**TASK DIRECTIONS**
Among the following entries, count the lines that contain "this" and report only the result.

# START OF AVAILABLE RECORDS

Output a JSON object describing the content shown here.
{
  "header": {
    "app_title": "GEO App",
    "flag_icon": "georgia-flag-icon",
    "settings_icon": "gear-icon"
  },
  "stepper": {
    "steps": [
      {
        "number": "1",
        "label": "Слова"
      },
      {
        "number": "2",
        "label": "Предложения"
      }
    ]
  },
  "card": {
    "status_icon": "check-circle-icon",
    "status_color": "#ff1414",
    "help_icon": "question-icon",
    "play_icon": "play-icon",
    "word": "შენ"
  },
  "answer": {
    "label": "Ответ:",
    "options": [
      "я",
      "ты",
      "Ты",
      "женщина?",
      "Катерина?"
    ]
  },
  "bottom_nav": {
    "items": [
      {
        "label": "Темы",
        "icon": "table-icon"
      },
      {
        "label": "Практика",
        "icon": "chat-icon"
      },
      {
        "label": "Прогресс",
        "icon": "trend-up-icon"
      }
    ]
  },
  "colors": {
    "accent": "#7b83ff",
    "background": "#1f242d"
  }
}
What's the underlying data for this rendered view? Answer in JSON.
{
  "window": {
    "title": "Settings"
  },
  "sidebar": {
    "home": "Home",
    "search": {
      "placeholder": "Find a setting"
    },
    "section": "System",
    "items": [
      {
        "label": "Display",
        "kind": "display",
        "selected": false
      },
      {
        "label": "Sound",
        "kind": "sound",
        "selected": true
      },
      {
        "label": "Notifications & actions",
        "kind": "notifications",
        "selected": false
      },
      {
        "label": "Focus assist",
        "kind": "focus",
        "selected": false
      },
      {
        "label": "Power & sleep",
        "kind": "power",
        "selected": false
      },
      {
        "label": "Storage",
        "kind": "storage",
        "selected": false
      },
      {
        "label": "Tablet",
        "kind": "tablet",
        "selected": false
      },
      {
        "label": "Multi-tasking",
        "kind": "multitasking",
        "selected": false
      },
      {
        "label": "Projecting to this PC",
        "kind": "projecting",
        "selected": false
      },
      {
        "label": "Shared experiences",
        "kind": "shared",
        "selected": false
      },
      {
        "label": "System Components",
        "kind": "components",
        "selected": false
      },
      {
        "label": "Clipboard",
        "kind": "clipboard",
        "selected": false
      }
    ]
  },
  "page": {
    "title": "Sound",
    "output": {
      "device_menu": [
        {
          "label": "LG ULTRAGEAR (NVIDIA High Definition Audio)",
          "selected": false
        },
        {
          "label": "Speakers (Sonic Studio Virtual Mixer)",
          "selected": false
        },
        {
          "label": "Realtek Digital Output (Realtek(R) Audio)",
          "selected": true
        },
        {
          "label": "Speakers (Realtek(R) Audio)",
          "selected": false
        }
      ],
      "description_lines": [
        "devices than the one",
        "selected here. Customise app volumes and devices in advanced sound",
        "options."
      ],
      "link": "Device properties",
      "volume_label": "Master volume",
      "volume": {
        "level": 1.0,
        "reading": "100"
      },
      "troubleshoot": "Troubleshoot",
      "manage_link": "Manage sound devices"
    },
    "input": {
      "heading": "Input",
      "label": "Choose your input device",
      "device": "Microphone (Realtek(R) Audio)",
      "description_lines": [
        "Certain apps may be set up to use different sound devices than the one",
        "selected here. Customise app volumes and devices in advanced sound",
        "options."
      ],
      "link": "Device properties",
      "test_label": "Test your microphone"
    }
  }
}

# END OF AVAILABLE RECORDS

**RESPONSE**
2